§ Task prompt
Your task is to transcribe the records exactly, skipping every image.

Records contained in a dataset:
------------------------------------------------
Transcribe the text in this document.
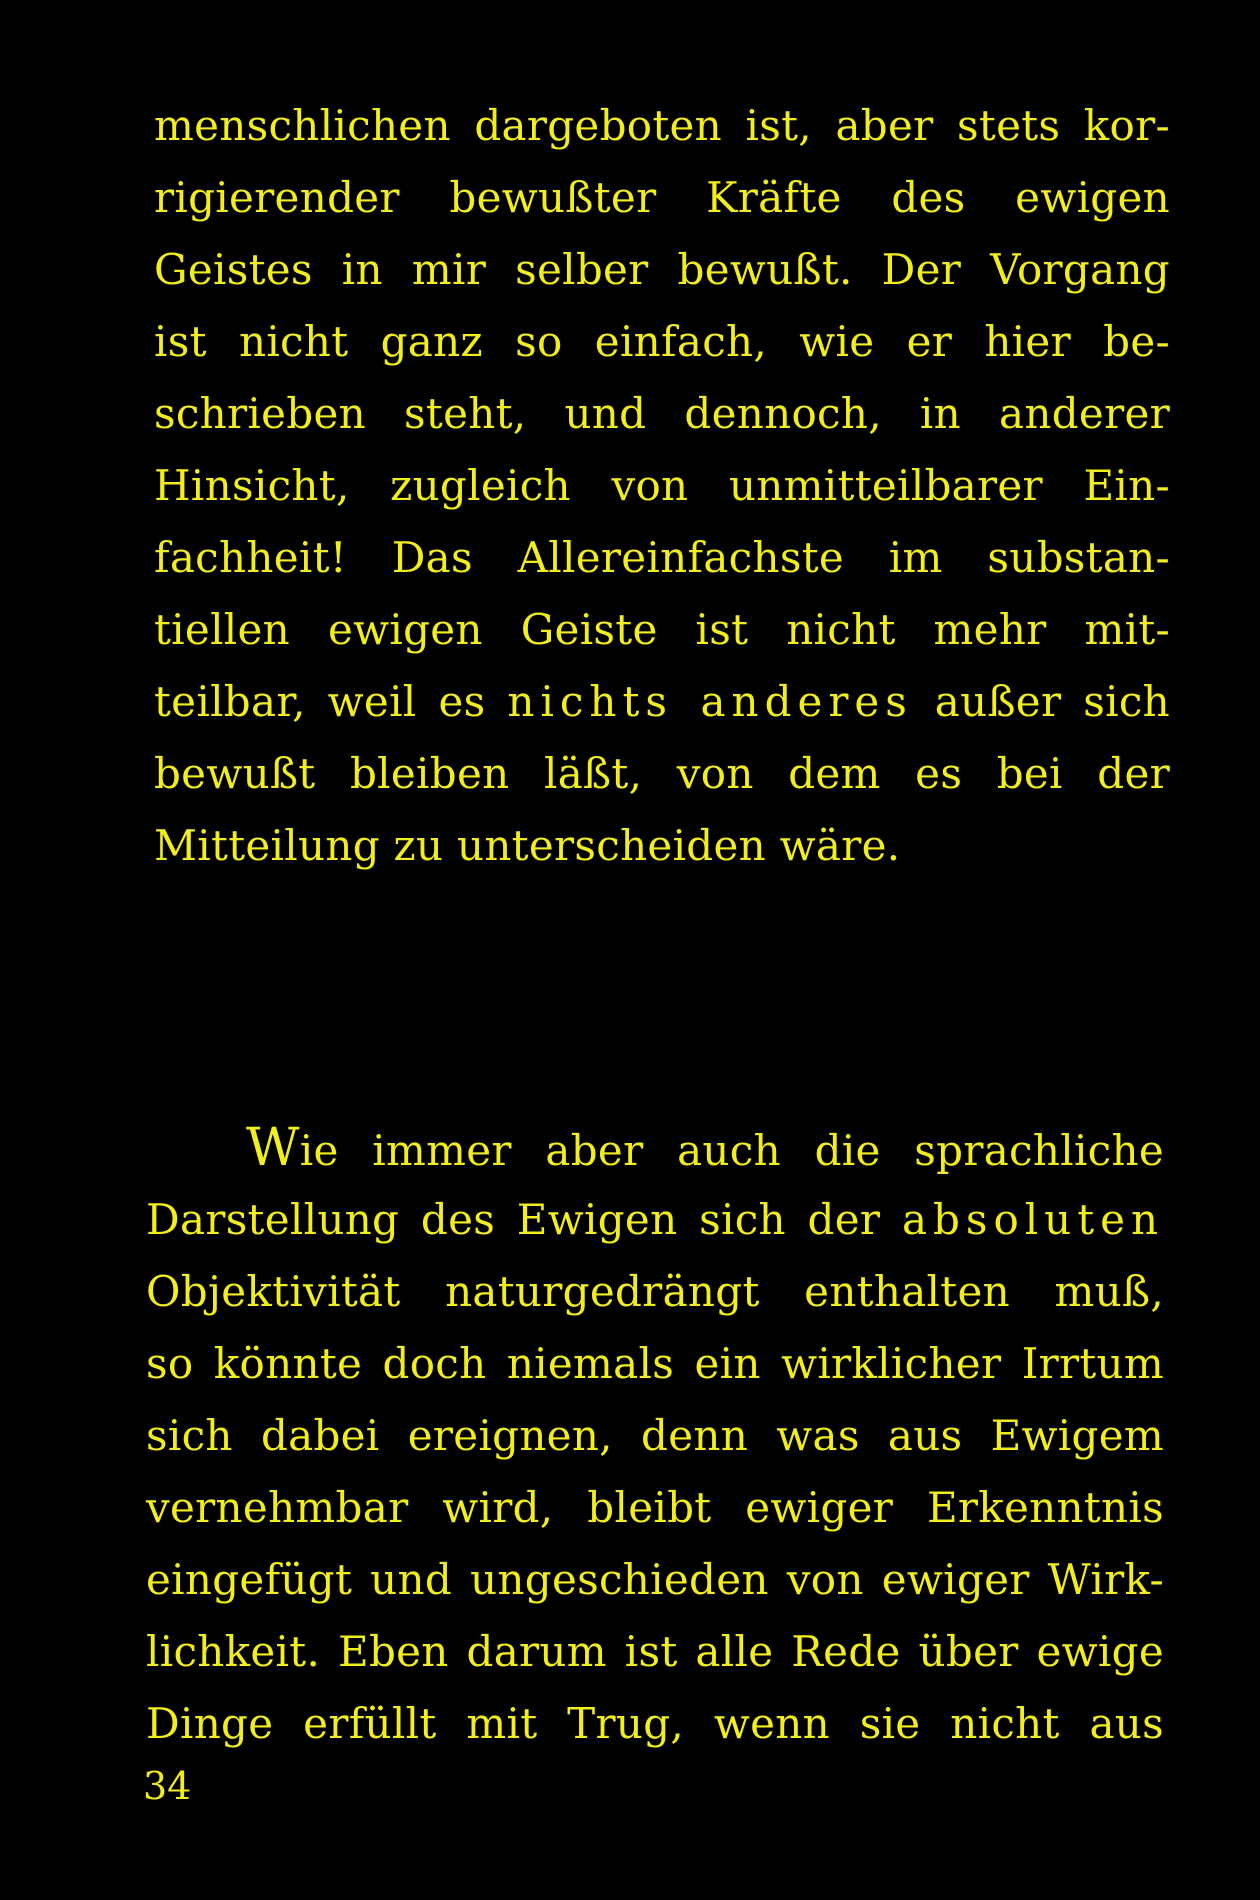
menschlichen dargeboten ist, aber stets kor-
rigierender bewußter Kräfte des ewigen
Geistes in mir selber bewußt. Der Vorgang
ist nicht ganz so einfach, wie er hier be-
schrieben steht, und dennoch, in anderer
Hinsicht, zugleich von unmitteilbarer Ein-
fachheit! Das Allereinfachste im substan-
tiellen ewigen Geiste ist nicht mehr mit-
teilbar, weil es nichts anderes außer sich
bewußt bleiben läßt, von dem es bei der
Mitteilung zu unterscheiden wäre.
Wie immer aber auch die sprachliche
Darstellung des Ewigen sich der absoluten
Objektivität naturgedrängt enthalten muß,
so könnte doch niemals ein wirklicher Irrtum
sich dabei ereignen, denn was aus Ewigem
vernehmbar wird, bleibt ewiger Erkenntnis
eingefügt und ungeschieden von ewiger Wirk-
lichkeit. Eben darum ist alle Rede über ewige
Dinge erfüllt mit Trug, wenn sie nicht aus
34
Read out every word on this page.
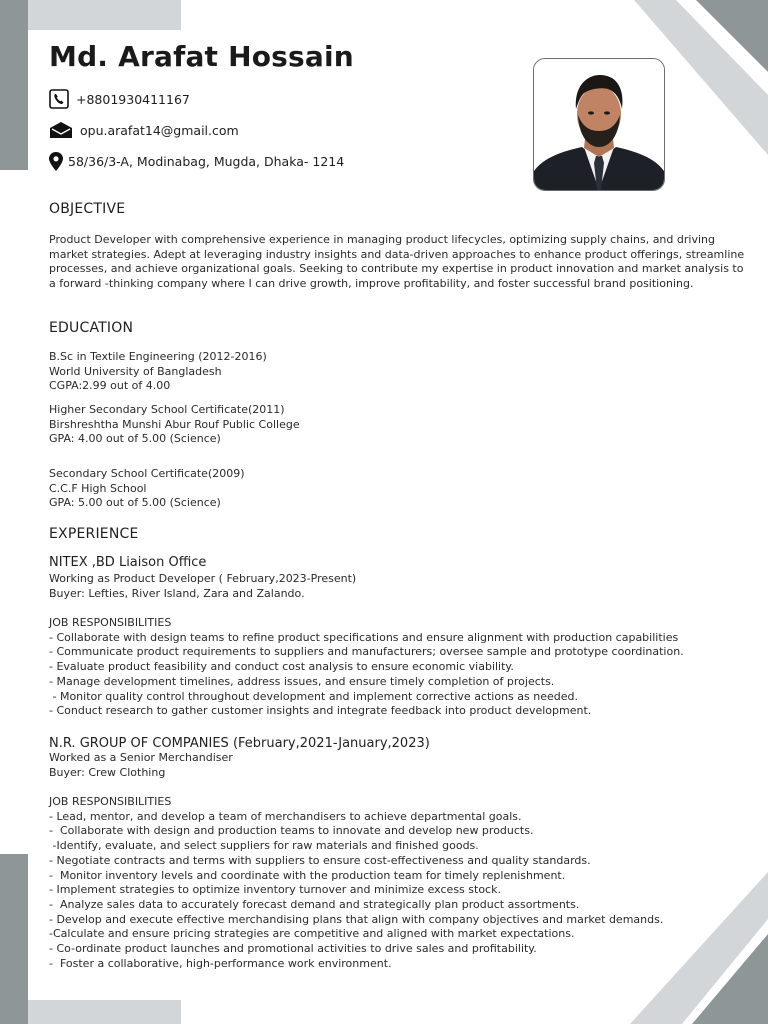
Md. Arafat Hossain
+8801930411167
opu.arafat14@gmail.com
58/36/3-A, Modinabag, Mugda, Dhaka- 1214
OBJECTIVE
Product Developer with comprehensive experience in managing product lifecycles, optimizing supply chains, and driving market strategies. Adept at leveraging industry insights and data-driven approaches to enhance product offerings, streamline processes, and achieve organizational goals. Seeking to contribute my expertise in product innovation and market analysis to a forward -thinking company where I can drive growth, improve profitability, and foster successful brand positioning.
EDUCATION
B.Sc in Textile Engineering (2012-2016)
World University of Bangladesh
CGPA:2.99 out of 4.00
Higher Secondary School Certificate(2011)
Birshreshtha Munshi Abur Rouf Public College
GPA: 4.00 out of 5.00 (Science)
Secondary School Certificate(2009)
C.C.F High School
GPA: 5.00 out of 5.00 (Science)
EXPERIENCE
NITEX ,BD Liaison Office
Working as Product Developer ( February,2023-Present)
Buyer: Lefties, River Island, Zara and Zalando.
JOB RESPONSIBILITIES
- Collaborate with design teams to refine product specifications and ensure alignment with production capabilities
- Communicate product requirements to suppliers and manufacturers; oversee sample and prototype coordination.
- Evaluate product feasibility and conduct cost analysis to ensure economic viability.
- Manage development timelines, address issues, and ensure timely completion of projects.
- Monitor quality control throughout development and implement corrective actions as needed.
- Conduct research to gather customer insights and integrate feedback into product development.
N.R. GROUP OF COMPANIES (February,2021-January,2023)
Worked as a Senior Merchandiser
Buyer: Crew Clothing
JOB RESPONSIBILITIES
- Lead, mentor, and develop a team of merchandisers to achieve departmental goals.
-  Collaborate with design and production teams to innovate and develop new products.
-Identify, evaluate, and select suppliers for raw materials and finished goods.
- Negotiate contracts and terms with suppliers to ensure cost-effectiveness and quality standards.
-  Monitor inventory levels and coordinate with the production team for timely replenishment.
- Implement strategies to optimize inventory turnover and minimize excess stock.
-  Analyze sales data to accurately forecast demand and strategically plan product assortments.
- Develop and execute effective merchandising plans that align with company objectives and market demands.
-Calculate and ensure pricing strategies are competitive and aligned with market expectations.
- Co-ordinate product launches and promotional activities to drive sales and profitability.
-  Foster a collaborative, high-performance work environment.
------------------------------------------------
§ Task response
Transcribe the text in this document.
menschlichen dargeboten ist, aber stets kor-
rigierender bewußter Kräfte des ewigen
Geistes in mir selber bewußt. Der Vorgang
ist nicht ganz so einfach, wie er hier be-
schrieben steht, und dennoch, in anderer
Hinsicht, zugleich von unmitteilbarer Ein-
fachheit! Das Allereinfachste im substan-
tiellen ewigen Geiste ist nicht mehr mit-
teilbar, weil es nichts anderes außer sich
bewußt bleiben läßt, von dem es bei der
Mitteilung zu unterscheiden wäre.
Wie immer aber auch die sprachliche
Darstellung des Ewigen sich der absoluten
Objektivität naturgedrängt enthalten muß,
so könnte doch niemals ein wirklicher Irrtum
sich dabei ereignen, denn was aus Ewigem
vernehmbar wird, bleibt ewiger Erkenntnis
eingefügt und ungeschieden von ewiger Wirk-
lichkeit. Eben darum ist alle Rede über ewige
Dinge erfüllt mit Trug, wenn sie nicht aus
34
Read out every word on this page.
Md. Arafat Hossain
+8801930411167
opu.arafat14@gmail.com
58/36/3-A, Modinabag, Mugda, Dhaka- 1214
OBJECTIVE
Product Developer with comprehensive experience in managing product lifecycles, optimizing supply chains, and driving market strategies. Adept at leveraging industry insights and data-driven approaches to enhance product offerings, streamline processes, and achieve organizational goals. Seeking to contribute my expertise in product innovation and market analysis to a forward -thinking company where I can drive growth, improve profitability, and foster successful brand positioning.
EDUCATION
B.Sc in Textile Engineering (2012-2016)
World University of Bangladesh
CGPA:2.99 out of 4.00
Higher Secondary School Certificate(2011)
Birshreshtha Munshi Abur Rouf Public College
GPA: 4.00 out of 5.00 (Science)
Secondary School Certificate(2009)
C.C.F High School
GPA: 5.00 out of 5.00 (Science)
EXPERIENCE
NITEX ,BD Liaison Office
Working as Product Developer ( February,2023-Present)
Buyer: Lefties, River Island, Zara and Zalando.
JOB RESPONSIBILITIES
- Collaborate with design teams to refine product specifications and ensure alignment with production capabilities
- Communicate product requirements to suppliers and manufacturers; oversee sample and prototype coordination.
- Evaluate product feasibility and conduct cost analysis to ensure economic viability.
- Manage development timelines, address issues, and ensure timely completion of projects.
- Monitor quality control throughout development and implement corrective actions as needed.
- Conduct research to gather customer insights and integrate feedback into product development.
N.R. GROUP OF COMPANIES (February,2021-January,2023)
Worked as a Senior Merchandiser
Buyer: Crew Clothing
JOB RESPONSIBILITIES
- Lead, mentor, and develop a team of merchandisers to achieve departmental goals.
-  Collaborate with design and production teams to innovate and develop new products.
-Identify, evaluate, and select suppliers for raw materials and finished goods.
- Negotiate contracts and terms with suppliers to ensure cost-effectiveness and quality standards.
-  Monitor inventory levels and coordinate with the production team for timely replenishment.
- Implement strategies to optimize inventory turnover and minimize excess stock.
-  Analyze sales data to accurately forecast demand and strategically plan product assortments.
- Develop and execute effective merchandising plans that align with company objectives and market demands.
-Calculate and ensure pricing strategies are competitive and aligned with market expectations.
- Co-ordinate product launches and promotional activities to drive sales and profitability.
-  Foster a collaborative, high-performance work environment.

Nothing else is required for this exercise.